▶ **WHAT IS EXPECTED**:
Set the data down again, exactly as it reads, but without the pictures.

──────── SUPPLIED RECORDS ────────

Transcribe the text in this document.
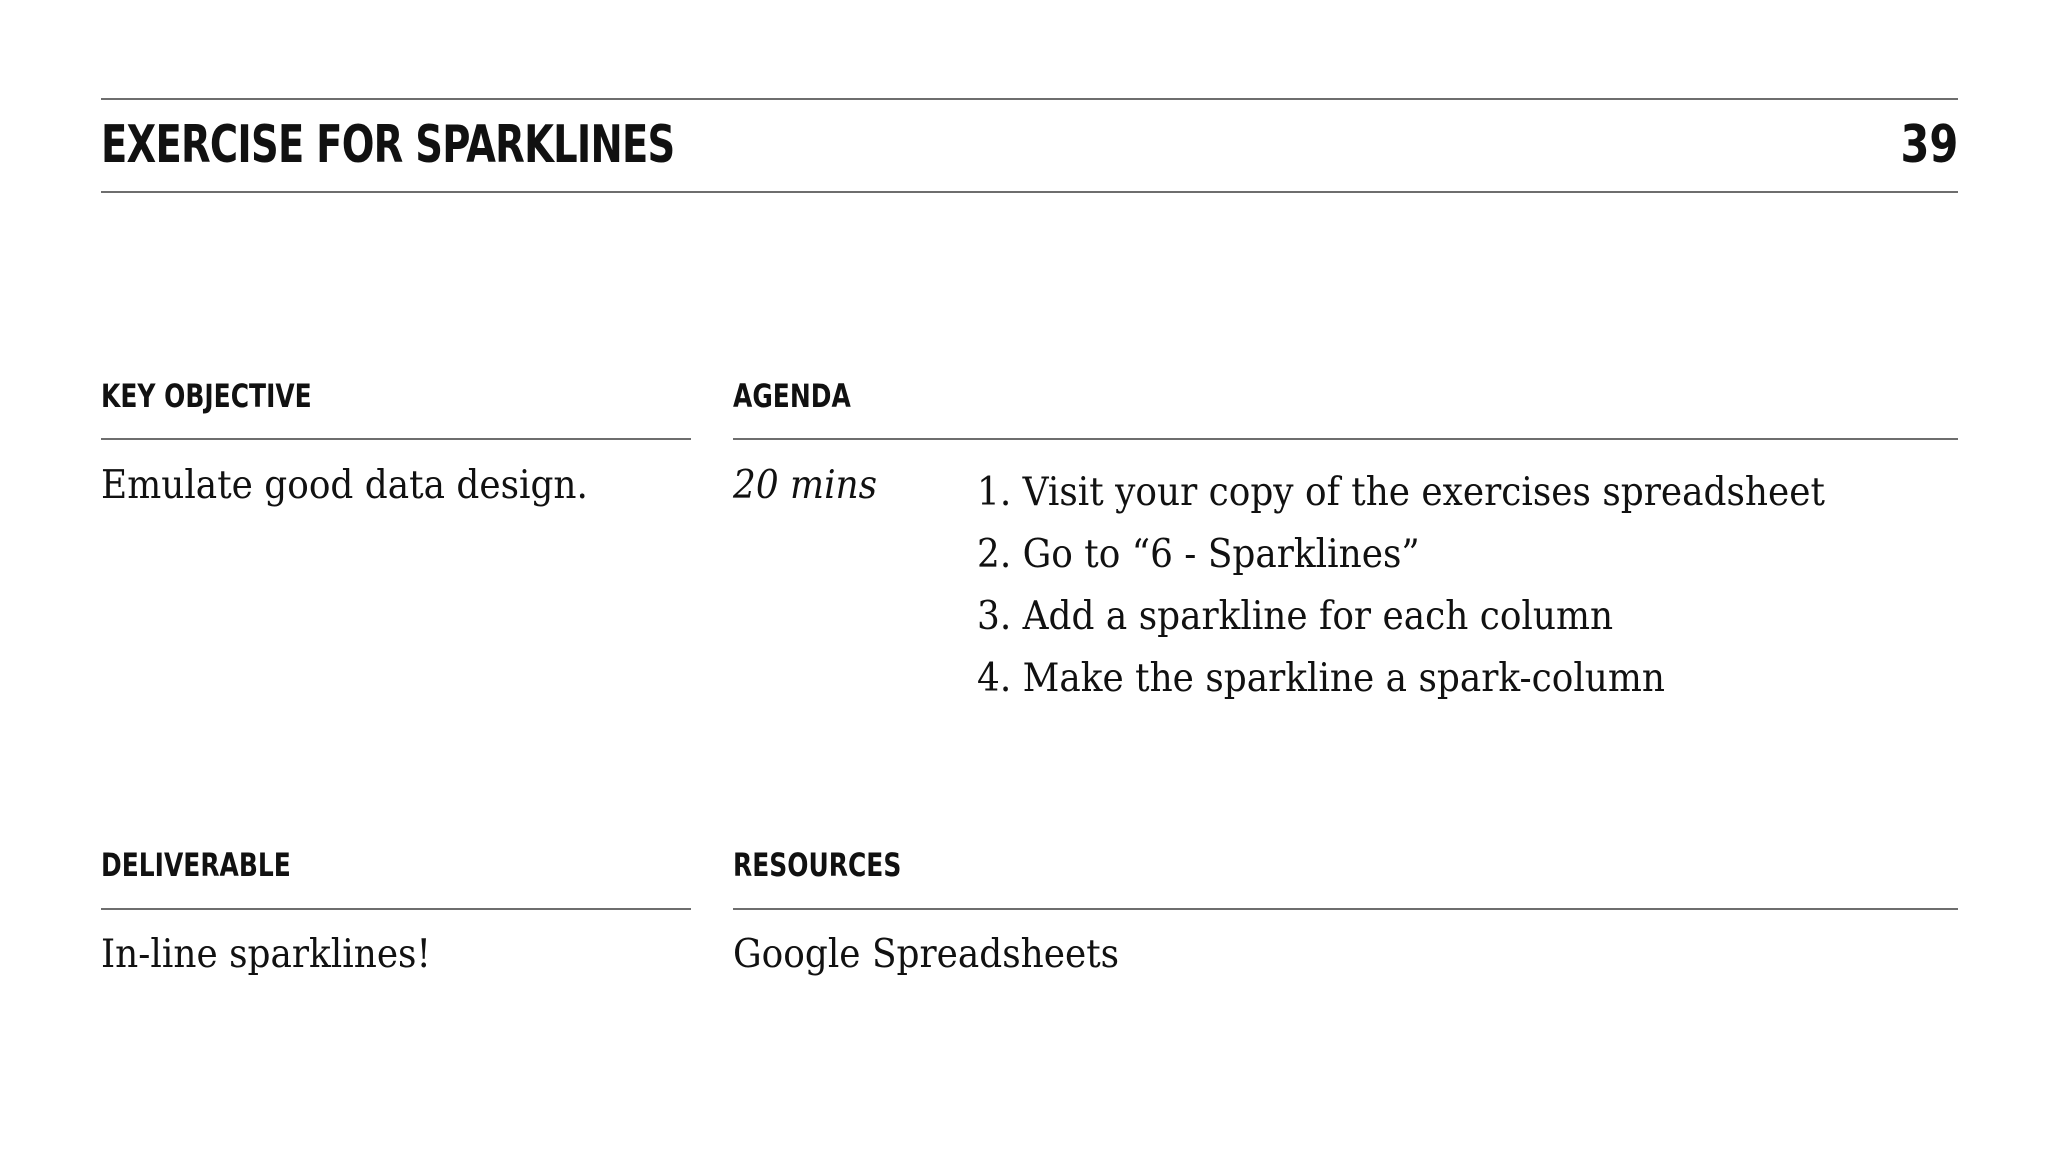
EXERCISE FOR SPARKLINES	39
KEY OBJECTIVE
Emulate good data design.
AGENDA
20 mins	1. Visit your copy of the exercises spreadsheet
2. Go to “6 - Sparklines”
3. Add a sparkline for each column
4. Make the sparkline a spark-column
DELIVERABLE
In-line sparklines!
RESOURCES
Google Spreadsheets
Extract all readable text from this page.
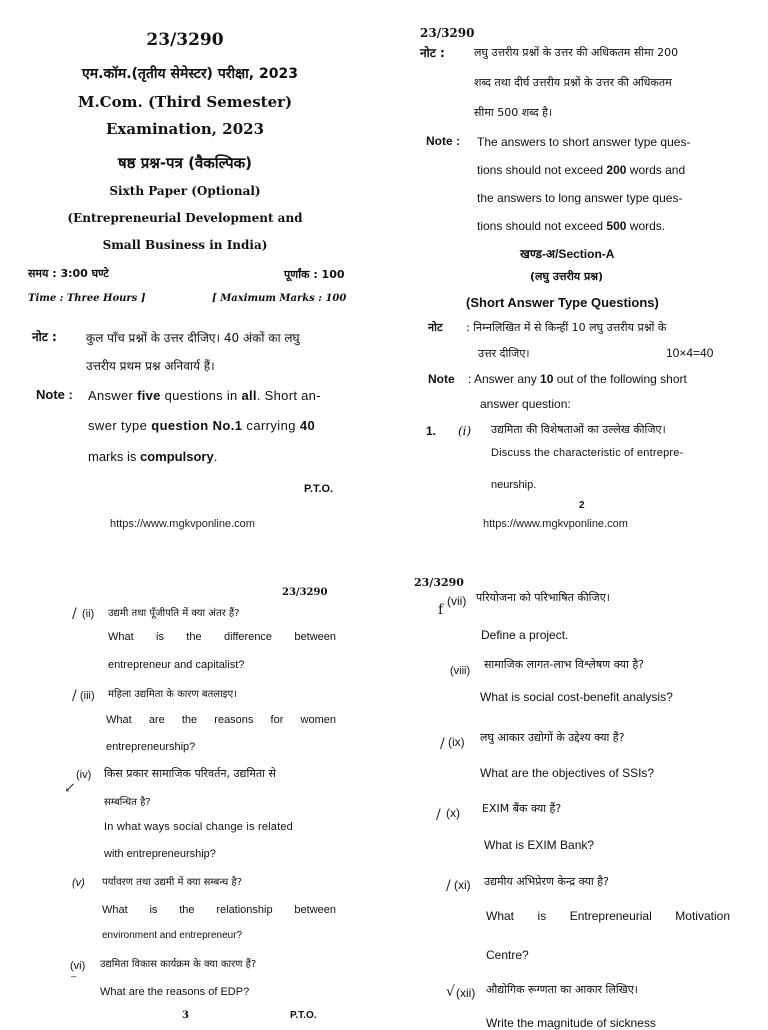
23/3290
एम.कॉम.(तृतीय सेमेस्टर) परीक्षा, 2023
M.Com. (Third Semester)
Examination, 2023
षष्ठ प्रश्न-पत्र (वैकल्पिक)
Sixth Paper (Optional)
(Entrepreneurial Development and
Small Business in India)
समय : 3:00 घण्टे	पूर्णांक : 100
Time : Three Hours ]	[ Maximum Marks : 100
नोट : कुल पाँच प्रश्नों के उत्तर दीजिए। 40 अंकों का लघु
उत्तरीय प्रथम प्रश्न अनिवार्य हैं।
Note : Answer five questions in all. Short an-
swer type question No.1 carrying 40
marks is compulsory.
P.T.O.
https://www.mgkvponline.com
23/3290
नोट :	लघु उत्तरीय प्रश्नों के उत्तर की अधिकतम सीमा 200
शब्द तथा दीर्घ उत्तरीय प्रश्नों के उत्तर की अधिकतम
सीमा 500 शब्द है।
Note : The answers to short answer type ques-
tions should not exceed 200 words and
the answers to long answer type ques-
tions should not exceed 500 words.
खण्ड-अ/Section-A
(लघु उत्तरीय प्रश्न)
(Short Answer Type Questions)
नोट : निम्नलिखित में से किन्हीं 10 लघु उत्तरीय प्रश्नों के
उत्तर दीजिए।	10×4=40
Note : Answer any 10 out of the following short
answer question:
1. (i) उद्यमिता की विशेषताओं का उल्लेख कीजिए।
Discuss the characteristic of entrepre-
neurship.
2
https://www.mgkvponline.com
23/3290
/ (ii) उद्यमी तथा पूँजीपति में क्या अंतर हैं?
What is the difference between
entrepreneur and capitalist?
/ (iii) महिला उद्यमिता के कारण बतलाइए।
What are the reasons for women
entrepreneurship?
↙
(iv) किस प्रकार सामाजिक परिवर्तन, उद्यमिता से
सम्बन्धित है?
In what ways social change is related
with entrepreneurship?
(v) पर्यावरण तथा उद्यमी में क्या सम्बन्ध है?
What is the relationship between
environment and entrepreneur?
⁻
(vi) उद्यमिता विकास कार्यक्रम के क्या कारण हैं?
What are the reasons of EDP?
3	P.T.O.
23/3290
f
(vii) परियोजना को परिभाषित कीजिए।
Define a project.
(viii) सामाजिक लागत-लाभ विश्लेषण क्या है?
What is social cost-benefit analysis?
/ (ix) लघु आकार उद्योगों के उद्देश्य क्या हैं?
What are the objectives of SSIs?
/ (x) EXIM बैंक क्या हैं?
What is EXIM Bank?
/ (xi) उद्यमीय अभिप्रेरण केन्द्र क्या है?
What is Entrepreneurial Motivation
Centre?
√ (xii) औद्योगिक रूग्णता का आकार लिखिए।
Write the magnitude of sickness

────────

▶ **FINAL RESULT**:
Transcribe the text in this document.
EXERCISE FOR SPARKLINES	39
KEY OBJECTIVE
Emulate good data design.
AGENDA
20 mins	1. Visit your copy of the exercises spreadsheet
2. Go to “6 - Sparklines”
3. Add a sparkline for each column
4. Make the sparkline a spark-column
DELIVERABLE
In-line sparklines!
RESOURCES
Google Spreadsheets
Extract all readable text from this page.
23/3290
एम.कॉम.(तृतीय सेमेस्टर) परीक्षा, 2023
M.Com. (Third Semester)
Examination, 2023
षष्ठ प्रश्न-पत्र (वैकल्पिक)
Sixth Paper (Optional)
(Entrepreneurial Development and
Small Business in India)
समय : 3:00 घण्टे	पूर्णांक : 100
Time : Three Hours ]	[ Maximum Marks : 100
नोट : कुल पाँच प्रश्नों के उत्तर दीजिए। 40 अंकों का लघु
उत्तरीय प्रथम प्रश्न अनिवार्य हैं।
Note : Answer five questions in all. Short an-
swer type question No.1 carrying 40
marks is compulsory.
P.T.O.
https://www.mgkvponline.com
23/3290
नोट :	लघु उत्तरीय प्रश्नों के उत्तर की अधिकतम सीमा 200
शब्द तथा दीर्घ उत्तरीय प्रश्नों के उत्तर की अधिकतम
सीमा 500 शब्द है।
Note : The answers to short answer type ques-
tions should not exceed 200 words and
the answers to long answer type ques-
tions should not exceed 500 words.
खण्ड-अ/Section-A
(लघु उत्तरीय प्रश्न)
(Short Answer Type Questions)
नोट : निम्नलिखित में से किन्हीं 10 लघु उत्तरीय प्रश्नों के
उत्तर दीजिए।	10×4=40
Note : Answer any 10 out of the following short
answer question:
1. (i) उद्यमिता की विशेषताओं का उल्लेख कीजिए।
Discuss the characteristic of entrepre-
neurship.
2
https://www.mgkvponline.com
23/3290
/ (ii) उद्यमी तथा पूँजीपति में क्या अंतर हैं?
What is the difference between
entrepreneur and capitalist?
/ (iii) महिला उद्यमिता के कारण बतलाइए।
What are the reasons for women
entrepreneurship?
↙
(iv) किस प्रकार सामाजिक परिवर्तन, उद्यमिता से
सम्बन्धित है?
In what ways social change is related
with entrepreneurship?
(v) पर्यावरण तथा उद्यमी में क्या सम्बन्ध है?
What is the relationship between
environment and entrepreneur?
⁻
(vi) उद्यमिता विकास कार्यक्रम के क्या कारण हैं?
What are the reasons of EDP?
3	P.T.O.
23/3290
f
(vii) परियोजना को परिभाषित कीजिए।
Define a project.
(viii) सामाजिक लागत-लाभ विश्लेषण क्या है?
What is social cost-benefit analysis?
/ (ix) लघु आकार उद्योगों के उद्देश्य क्या हैं?
What are the objectives of SSIs?
/ (x) EXIM बैंक क्या हैं?
What is EXIM Bank?
/ (xi) उद्यमीय अभिप्रेरण केन्द्र क्या है?
What is Entrepreneurial Motivation
Centre?
√ (xii) औद्योगिक रूग्णता का आकार लिखिए।
Write the magnitude of sickness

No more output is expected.